EXERCISE OBJECTIVE:
Sift the material for lines containing "EPICS", and return them.

Recorded data:
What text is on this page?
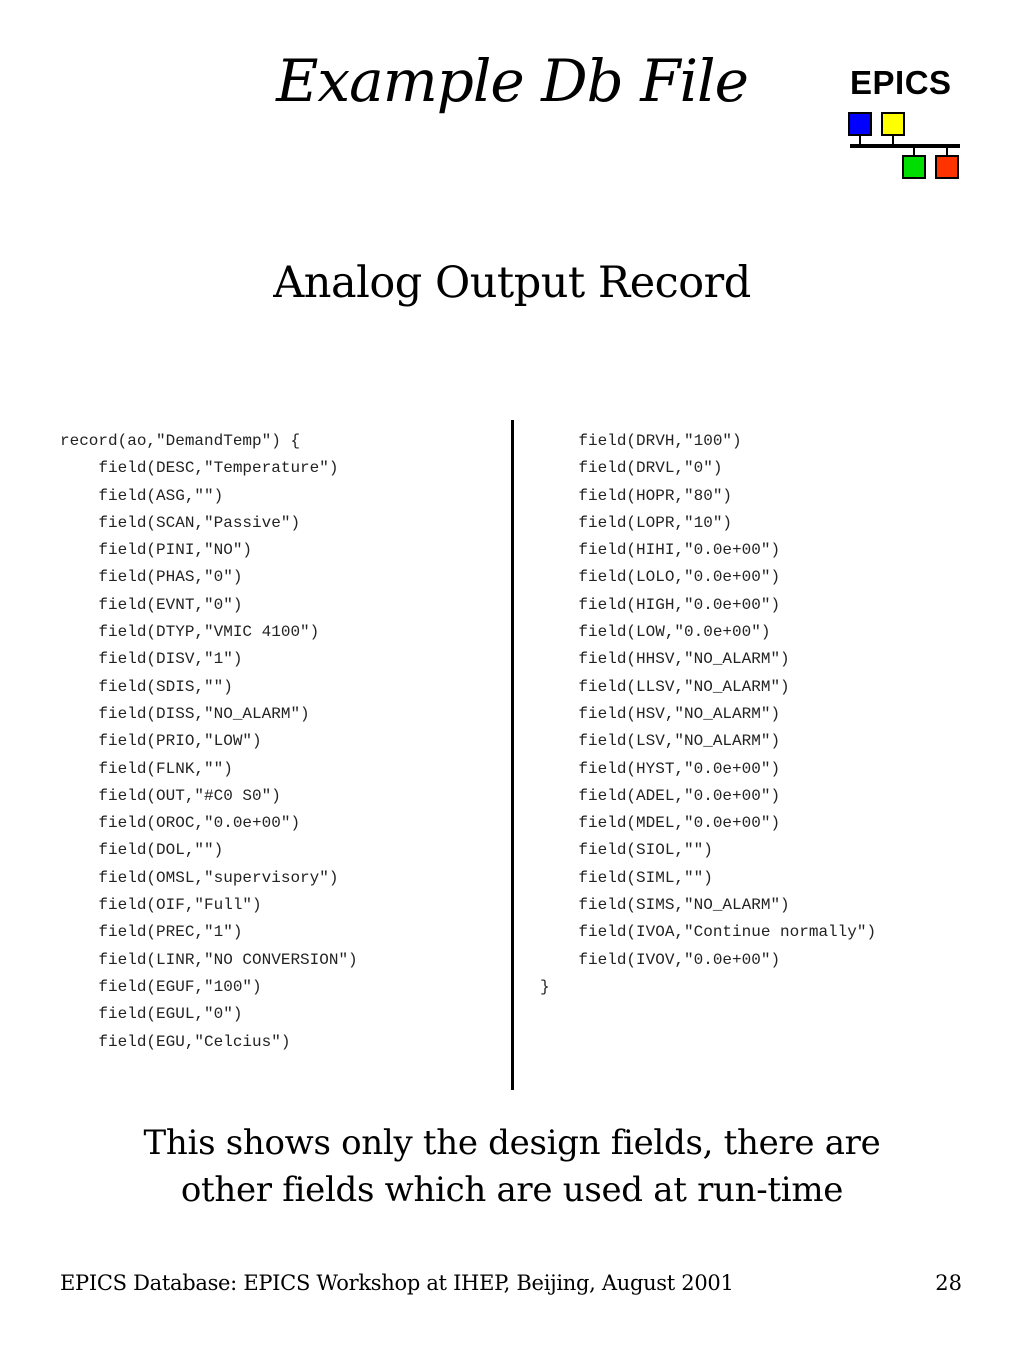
Example Db File	EPICS
Analog Output Record
record(ao,"DemandTemp") {
field(DESC,"Temperature")
field(ASG,"")
field(SCAN,"Passive")
field(PINI,"NO")
field(PHAS,"0")
field(EVNT,"0")
field(DTYP,"VMIC 4100")
field(DISV,"1")
field(SDIS,"")
field(DISS,"NO_ALARM")
field(PRIO,"LOW")
field(FLNK,"")
field(OUT,"#C0 S0")
field(OROC,"0.0e+00")
field(DOL,"")
field(OMSL,"supervisory")
field(OIF,"Full")
field(PREC,"1")
field(LINR,"NO CONVERSION")
field(EGUF,"100")
field(EGUL,"0")
field(EGU,"Celcius")
field(DRVH,"100")
field(DRVL,"0")
field(HOPR,"80")
field(LOPR,"10")
field(HIHI,"0.0e+00")
field(LOLO,"0.0e+00")
field(HIGH,"0.0e+00")
field(LOW,"0.0e+00")
field(HHSV,"NO_ALARM")
field(LLSV,"NO_ALARM")
field(HSV,"NO_ALARM")
field(LSV,"NO_ALARM")
field(HYST,"0.0e+00")
field(ADEL,"0.0e+00")
field(MDEL,"0.0e+00")
field(SIOL,"")
field(SIML,"")
field(SIMS,"NO_ALARM")
field(IVOA,"Continue normally")
field(IVOV,"0.0e+00")
}
This shows only the design fields, there are
other fields which are used at run-time
EPICS Database: EPICS Workshop at IHEP, Beijing, August 2001	28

REPLY TO THE TASK:
Example Db File	EPICS
EPICS Database: EPICS Workshop at IHEP, Beijing, August 2001	28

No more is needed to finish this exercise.